Start TASK INPUTS

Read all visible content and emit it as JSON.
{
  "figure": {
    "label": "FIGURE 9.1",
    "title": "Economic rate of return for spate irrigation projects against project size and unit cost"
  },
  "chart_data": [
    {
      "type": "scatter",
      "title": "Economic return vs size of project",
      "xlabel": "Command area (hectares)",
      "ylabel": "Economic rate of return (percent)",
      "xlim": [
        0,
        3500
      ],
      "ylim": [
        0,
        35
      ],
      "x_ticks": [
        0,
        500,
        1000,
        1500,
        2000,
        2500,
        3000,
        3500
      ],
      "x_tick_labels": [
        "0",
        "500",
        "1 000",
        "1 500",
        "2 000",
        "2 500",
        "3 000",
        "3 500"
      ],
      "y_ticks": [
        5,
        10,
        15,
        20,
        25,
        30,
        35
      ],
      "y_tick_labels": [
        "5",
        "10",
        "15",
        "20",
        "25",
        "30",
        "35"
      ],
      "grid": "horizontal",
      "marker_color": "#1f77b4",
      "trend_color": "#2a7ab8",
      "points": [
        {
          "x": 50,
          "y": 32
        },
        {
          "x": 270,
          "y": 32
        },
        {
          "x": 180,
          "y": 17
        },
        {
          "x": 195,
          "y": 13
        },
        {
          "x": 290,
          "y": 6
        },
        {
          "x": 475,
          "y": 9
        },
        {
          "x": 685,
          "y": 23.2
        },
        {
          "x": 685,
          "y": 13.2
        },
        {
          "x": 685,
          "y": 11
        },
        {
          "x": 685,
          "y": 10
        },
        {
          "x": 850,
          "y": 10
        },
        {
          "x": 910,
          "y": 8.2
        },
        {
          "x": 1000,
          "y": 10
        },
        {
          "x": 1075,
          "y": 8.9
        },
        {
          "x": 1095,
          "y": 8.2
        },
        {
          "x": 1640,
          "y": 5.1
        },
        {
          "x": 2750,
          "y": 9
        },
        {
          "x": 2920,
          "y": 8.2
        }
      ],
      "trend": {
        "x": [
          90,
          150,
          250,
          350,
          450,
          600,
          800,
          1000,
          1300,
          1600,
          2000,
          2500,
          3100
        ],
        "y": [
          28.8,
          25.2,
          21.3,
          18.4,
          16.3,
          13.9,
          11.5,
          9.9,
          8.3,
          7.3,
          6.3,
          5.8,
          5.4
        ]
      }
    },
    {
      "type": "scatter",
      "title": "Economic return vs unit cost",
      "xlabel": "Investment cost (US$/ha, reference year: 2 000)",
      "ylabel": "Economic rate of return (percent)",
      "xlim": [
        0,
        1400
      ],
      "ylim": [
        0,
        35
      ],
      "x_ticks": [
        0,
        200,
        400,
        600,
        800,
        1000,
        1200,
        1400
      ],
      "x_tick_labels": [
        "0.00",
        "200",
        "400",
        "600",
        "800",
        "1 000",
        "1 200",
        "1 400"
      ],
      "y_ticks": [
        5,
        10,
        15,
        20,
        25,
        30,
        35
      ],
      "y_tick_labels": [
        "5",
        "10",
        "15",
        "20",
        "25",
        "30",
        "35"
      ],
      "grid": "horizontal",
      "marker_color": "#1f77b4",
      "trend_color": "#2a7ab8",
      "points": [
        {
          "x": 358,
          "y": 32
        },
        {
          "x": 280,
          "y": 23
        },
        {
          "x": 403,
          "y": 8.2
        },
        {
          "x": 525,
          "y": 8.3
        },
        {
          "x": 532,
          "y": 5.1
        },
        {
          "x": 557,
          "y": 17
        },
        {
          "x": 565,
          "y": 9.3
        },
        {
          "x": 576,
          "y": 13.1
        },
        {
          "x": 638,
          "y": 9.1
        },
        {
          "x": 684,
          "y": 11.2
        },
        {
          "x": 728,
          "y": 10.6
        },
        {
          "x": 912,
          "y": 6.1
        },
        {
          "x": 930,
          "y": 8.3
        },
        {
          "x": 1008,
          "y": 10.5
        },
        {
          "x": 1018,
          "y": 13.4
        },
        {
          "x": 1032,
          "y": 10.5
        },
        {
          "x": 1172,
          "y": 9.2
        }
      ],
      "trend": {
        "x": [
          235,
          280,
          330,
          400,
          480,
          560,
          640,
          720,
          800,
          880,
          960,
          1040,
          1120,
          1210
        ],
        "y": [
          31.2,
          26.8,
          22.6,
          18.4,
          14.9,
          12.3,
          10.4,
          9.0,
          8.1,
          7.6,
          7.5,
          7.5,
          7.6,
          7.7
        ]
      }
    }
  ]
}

End TASK INPUTS

## TASK TO CARRY OUT:
Determine the number of lines in the listing that contain the string "Economic". Write that number and nothing else.

## SOLUTION FOR THIS EXERCISE:
5